#### Records provided
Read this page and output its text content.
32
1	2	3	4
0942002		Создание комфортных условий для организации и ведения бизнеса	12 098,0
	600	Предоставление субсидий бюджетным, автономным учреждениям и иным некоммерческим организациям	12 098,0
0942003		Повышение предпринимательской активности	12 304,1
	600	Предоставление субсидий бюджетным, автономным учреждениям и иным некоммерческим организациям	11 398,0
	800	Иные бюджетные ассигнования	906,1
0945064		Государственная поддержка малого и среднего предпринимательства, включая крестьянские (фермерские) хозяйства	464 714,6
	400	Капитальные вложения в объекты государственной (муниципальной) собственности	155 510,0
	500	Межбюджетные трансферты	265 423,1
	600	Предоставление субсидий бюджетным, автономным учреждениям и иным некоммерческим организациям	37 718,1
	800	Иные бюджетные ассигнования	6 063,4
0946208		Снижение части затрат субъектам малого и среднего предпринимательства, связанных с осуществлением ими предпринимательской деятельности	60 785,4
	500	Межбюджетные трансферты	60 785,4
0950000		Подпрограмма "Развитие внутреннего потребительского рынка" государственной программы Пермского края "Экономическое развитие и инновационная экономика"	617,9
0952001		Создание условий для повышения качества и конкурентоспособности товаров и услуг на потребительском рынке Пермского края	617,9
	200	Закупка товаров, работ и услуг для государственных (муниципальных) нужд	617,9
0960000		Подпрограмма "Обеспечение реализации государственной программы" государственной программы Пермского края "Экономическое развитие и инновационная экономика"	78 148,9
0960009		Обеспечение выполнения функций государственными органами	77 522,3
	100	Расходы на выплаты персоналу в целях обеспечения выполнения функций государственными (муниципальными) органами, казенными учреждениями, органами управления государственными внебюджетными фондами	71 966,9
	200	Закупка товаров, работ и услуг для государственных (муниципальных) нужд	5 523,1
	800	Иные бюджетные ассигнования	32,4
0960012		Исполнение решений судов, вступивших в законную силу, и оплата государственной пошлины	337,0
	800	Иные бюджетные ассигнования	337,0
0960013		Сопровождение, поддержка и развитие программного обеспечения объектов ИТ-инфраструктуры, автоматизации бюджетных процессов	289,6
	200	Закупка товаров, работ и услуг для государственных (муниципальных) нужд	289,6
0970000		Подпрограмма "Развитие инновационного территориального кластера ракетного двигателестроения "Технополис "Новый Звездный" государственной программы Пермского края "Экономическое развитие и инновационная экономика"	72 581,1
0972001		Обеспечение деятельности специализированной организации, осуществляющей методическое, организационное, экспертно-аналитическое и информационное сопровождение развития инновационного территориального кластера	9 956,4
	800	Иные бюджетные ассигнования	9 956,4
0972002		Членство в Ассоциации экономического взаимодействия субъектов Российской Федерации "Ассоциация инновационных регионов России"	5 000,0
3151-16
########
▶ Your objective
For each line of the listing that holds the word "Закупка", show that line.

▶ Written response
	200	Закупка товаров, работ и услуг для государственных (муниципальных) нужд	617,9
	200	Закупка товаров, работ и услуг для государственных (муниципальных) нужд	5 523,1
	200	Закупка товаров, работ и услуг для государственных (муниципальных) нужд	289,6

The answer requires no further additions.